▶ _EXERCISE PROMPT_: In the records below, find each line containing the word "audio" and copy it.

▶ _SUPPLIED MATERIAL_:
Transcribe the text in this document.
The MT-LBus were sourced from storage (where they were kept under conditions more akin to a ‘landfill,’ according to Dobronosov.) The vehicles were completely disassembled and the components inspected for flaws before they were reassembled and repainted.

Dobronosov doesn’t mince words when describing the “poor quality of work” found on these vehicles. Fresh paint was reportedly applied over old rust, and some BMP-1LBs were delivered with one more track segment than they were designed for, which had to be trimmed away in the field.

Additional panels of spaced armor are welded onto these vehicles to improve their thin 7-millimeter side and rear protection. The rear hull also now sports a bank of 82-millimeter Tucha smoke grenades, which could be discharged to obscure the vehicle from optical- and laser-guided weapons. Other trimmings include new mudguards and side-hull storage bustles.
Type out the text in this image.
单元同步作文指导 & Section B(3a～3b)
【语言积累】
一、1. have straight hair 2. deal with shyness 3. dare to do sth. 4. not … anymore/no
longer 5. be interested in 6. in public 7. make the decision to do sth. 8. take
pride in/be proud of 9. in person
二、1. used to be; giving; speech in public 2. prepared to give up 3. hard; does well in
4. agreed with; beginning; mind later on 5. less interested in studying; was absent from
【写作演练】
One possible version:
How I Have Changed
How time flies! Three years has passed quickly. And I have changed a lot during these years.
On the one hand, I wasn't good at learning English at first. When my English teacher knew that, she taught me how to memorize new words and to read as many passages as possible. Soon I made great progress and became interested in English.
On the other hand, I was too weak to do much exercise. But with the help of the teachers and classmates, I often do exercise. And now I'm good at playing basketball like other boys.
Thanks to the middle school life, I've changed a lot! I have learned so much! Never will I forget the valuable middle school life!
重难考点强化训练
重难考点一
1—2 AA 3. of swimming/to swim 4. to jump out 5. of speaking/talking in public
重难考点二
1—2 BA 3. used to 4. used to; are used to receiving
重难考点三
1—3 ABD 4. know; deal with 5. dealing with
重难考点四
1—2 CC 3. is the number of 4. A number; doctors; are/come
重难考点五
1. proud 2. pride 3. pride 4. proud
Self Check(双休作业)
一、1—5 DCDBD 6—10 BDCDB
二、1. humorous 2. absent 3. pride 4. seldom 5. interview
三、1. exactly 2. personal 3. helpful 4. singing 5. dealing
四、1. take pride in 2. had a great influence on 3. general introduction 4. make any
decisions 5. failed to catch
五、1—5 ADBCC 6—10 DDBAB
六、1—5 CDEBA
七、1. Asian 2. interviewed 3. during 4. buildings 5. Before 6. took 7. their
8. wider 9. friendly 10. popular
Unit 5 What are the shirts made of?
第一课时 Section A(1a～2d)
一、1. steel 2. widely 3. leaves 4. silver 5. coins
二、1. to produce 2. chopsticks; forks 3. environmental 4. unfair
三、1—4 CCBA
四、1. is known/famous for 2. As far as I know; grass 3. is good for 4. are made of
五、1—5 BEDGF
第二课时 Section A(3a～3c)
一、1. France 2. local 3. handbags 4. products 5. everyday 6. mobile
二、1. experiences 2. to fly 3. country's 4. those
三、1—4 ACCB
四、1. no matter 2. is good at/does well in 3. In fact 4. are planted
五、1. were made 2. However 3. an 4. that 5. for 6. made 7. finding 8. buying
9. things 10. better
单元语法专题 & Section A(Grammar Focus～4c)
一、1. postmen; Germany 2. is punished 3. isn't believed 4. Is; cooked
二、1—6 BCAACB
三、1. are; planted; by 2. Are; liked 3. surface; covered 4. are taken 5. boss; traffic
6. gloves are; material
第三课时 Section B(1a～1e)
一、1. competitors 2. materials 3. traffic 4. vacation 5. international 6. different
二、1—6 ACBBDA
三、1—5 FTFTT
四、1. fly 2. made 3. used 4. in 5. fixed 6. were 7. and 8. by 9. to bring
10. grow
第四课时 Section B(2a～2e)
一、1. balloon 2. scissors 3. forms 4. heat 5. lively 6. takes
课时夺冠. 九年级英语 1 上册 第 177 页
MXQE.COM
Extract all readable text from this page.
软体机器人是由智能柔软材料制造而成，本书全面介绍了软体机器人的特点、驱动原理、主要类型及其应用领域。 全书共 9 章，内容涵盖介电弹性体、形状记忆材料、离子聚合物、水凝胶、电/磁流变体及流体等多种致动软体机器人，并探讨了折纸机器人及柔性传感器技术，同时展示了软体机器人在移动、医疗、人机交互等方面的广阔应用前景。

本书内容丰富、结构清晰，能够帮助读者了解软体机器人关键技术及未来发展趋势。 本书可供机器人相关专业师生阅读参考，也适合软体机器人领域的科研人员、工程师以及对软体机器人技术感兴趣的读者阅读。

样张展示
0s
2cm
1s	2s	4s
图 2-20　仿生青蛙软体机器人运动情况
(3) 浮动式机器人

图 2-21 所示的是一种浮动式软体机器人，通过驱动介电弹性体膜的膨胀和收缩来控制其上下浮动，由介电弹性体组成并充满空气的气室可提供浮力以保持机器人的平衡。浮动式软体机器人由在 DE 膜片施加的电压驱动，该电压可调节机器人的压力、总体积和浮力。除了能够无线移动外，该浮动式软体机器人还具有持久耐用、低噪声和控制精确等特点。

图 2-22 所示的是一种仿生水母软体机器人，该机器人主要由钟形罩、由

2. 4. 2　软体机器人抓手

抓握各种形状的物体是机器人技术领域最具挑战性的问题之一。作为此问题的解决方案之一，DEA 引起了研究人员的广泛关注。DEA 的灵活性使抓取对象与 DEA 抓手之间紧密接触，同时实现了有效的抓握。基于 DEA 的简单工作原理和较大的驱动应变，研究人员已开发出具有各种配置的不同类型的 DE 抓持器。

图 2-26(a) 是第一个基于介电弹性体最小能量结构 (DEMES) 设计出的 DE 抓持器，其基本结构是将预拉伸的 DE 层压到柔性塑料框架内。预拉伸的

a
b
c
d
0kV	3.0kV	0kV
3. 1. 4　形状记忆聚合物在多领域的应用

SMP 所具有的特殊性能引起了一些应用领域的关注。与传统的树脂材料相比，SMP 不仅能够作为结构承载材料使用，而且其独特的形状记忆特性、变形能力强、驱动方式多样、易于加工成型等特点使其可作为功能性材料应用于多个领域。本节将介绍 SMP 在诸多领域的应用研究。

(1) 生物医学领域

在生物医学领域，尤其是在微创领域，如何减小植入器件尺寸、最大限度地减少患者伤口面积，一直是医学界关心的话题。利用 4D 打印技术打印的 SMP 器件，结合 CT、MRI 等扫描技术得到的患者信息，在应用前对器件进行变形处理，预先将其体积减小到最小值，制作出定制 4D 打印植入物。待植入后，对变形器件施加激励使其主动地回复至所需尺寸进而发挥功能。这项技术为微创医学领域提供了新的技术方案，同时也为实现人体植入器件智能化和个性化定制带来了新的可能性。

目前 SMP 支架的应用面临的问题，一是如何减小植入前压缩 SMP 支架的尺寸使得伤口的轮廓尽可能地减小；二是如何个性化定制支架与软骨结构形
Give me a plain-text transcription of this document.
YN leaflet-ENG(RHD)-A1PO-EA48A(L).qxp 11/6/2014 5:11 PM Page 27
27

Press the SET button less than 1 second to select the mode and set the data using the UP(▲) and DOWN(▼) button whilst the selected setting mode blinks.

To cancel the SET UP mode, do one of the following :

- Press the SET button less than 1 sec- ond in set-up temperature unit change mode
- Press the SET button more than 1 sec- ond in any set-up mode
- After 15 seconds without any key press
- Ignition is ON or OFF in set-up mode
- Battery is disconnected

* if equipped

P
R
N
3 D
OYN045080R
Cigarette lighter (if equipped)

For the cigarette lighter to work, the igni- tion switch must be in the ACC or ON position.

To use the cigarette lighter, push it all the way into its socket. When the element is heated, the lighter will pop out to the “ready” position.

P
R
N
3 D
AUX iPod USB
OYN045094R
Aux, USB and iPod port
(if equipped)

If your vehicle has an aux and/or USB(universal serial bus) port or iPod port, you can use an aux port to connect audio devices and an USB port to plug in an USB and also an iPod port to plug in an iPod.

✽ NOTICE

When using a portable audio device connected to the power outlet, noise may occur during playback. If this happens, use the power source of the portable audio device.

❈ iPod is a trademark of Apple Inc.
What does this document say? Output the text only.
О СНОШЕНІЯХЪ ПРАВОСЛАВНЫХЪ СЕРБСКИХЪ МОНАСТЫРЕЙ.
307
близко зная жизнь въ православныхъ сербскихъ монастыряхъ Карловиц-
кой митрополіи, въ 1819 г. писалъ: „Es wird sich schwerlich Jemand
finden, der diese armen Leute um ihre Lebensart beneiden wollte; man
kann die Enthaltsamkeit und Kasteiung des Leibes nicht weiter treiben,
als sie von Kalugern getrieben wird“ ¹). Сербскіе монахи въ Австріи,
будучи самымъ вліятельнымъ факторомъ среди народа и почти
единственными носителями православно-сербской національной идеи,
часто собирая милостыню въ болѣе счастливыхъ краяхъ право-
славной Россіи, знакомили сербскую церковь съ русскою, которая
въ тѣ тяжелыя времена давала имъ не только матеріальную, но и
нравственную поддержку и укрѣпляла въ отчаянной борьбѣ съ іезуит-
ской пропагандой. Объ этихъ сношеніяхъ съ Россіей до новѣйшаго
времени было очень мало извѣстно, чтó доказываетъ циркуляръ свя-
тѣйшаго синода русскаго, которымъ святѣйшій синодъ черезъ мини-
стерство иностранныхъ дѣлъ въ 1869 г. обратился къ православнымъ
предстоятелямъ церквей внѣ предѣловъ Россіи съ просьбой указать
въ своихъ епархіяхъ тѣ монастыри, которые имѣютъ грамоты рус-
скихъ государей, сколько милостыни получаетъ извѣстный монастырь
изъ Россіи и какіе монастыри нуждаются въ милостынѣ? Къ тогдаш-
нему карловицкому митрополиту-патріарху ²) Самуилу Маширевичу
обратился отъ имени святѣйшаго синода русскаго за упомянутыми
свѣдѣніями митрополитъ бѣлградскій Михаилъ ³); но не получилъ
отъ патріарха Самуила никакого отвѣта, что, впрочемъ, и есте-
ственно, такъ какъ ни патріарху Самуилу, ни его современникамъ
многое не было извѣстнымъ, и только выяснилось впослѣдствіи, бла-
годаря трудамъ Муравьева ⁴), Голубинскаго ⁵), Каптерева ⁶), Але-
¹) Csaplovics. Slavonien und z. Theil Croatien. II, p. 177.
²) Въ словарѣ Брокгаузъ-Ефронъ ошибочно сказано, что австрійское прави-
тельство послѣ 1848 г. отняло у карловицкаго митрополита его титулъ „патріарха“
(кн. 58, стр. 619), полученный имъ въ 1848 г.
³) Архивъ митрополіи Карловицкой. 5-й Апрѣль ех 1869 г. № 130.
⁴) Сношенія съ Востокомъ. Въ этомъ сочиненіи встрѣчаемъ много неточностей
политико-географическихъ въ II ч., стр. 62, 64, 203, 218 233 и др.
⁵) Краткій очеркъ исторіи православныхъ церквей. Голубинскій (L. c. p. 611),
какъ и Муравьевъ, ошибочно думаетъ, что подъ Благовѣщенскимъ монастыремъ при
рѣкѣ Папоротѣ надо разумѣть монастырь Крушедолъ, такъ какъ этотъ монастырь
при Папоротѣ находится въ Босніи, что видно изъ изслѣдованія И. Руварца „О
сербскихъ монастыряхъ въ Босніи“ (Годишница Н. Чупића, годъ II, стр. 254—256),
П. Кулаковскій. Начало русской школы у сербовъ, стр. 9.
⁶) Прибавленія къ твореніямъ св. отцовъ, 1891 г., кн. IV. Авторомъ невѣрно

▶ _EXERCISE OUTPUT_:
If your vehicle has an aux and/or USB(universal serial bus) port or iPod port, you can use an aux port to connect audio devices and an USB port to plug in an USB and also an iPod port to plug in an iPod.
When using a portable audio device connected to the power outlet, noise may occur during playback. If this happens, use the power source of the portable audio device.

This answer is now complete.